### Aim
Copy the listing below in full and skip every picture.

### Items from a dataset
····················
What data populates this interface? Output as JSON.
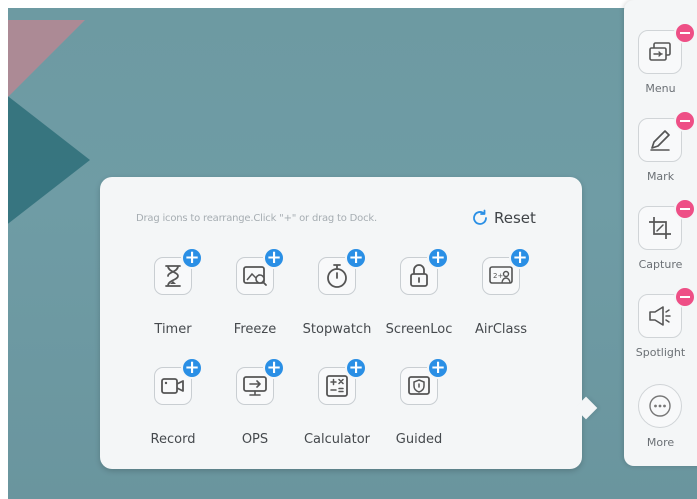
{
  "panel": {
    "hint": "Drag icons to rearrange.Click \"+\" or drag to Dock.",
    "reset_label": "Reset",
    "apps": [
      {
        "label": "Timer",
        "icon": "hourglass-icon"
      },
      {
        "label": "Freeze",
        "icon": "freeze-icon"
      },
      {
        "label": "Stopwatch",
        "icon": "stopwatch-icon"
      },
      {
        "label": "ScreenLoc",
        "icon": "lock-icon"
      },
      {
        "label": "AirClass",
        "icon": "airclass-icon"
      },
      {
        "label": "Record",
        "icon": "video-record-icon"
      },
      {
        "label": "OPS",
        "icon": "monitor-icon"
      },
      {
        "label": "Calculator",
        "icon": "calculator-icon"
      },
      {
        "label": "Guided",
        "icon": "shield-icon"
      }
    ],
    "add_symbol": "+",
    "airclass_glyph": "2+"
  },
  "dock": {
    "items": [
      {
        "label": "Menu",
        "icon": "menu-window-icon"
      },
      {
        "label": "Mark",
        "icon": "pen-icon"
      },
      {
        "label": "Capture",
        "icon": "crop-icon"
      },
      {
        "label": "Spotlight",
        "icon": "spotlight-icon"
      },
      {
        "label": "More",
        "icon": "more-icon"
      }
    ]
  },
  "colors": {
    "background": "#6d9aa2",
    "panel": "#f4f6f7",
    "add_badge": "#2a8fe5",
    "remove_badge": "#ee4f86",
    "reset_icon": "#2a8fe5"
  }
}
····················
### Solution
What data populates this interface? Output as JSON.
{
  "panel": {
    "hint": "Drag icons to rearrange.Click \"+\" or drag to Dock.",
    "reset_label": "Reset",
    "apps": [
      {
        "label": "Timer",
        "icon": "hourglass-icon"
      },
      {
        "label": "Freeze",
        "icon": "freeze-icon"
      },
      {
        "label": "Stopwatch",
        "icon": "stopwatch-icon"
      },
      {
        "label": "ScreenLoc",
        "icon": "lock-icon"
      },
      {
        "label": "AirClass",
        "icon": "airclass-icon"
      },
      {
        "label": "Record",
        "icon": "video-record-icon"
      },
      {
        "label": "OPS",
        "icon": "monitor-icon"
      },
      {
        "label": "Calculator",
        "icon": "calculator-icon"
      },
      {
        "label": "Guided",
        "icon": "shield-icon"
      }
    ],
    "add_symbol": "+",
    "airclass_glyph": "2+"
  },
  "dock": {
    "items": [
      {
        "label": "Menu",
        "icon": "menu-window-icon"
      },
      {
        "label": "Mark",
        "icon": "pen-icon"
      },
      {
        "label": "Capture",
        "icon": "crop-icon"
      },
      {
        "label": "Spotlight",
        "icon": "spotlight-icon"
      },
      {
        "label": "More",
        "icon": "more-icon"
      }
    ]
  },
  "colors": {
    "background": "#6d9aa2",
    "panel": "#f4f6f7",
    "add_badge": "#2a8fe5",
    "remove_badge": "#ee4f86",
    "reset_icon": "#2a8fe5"
  }
}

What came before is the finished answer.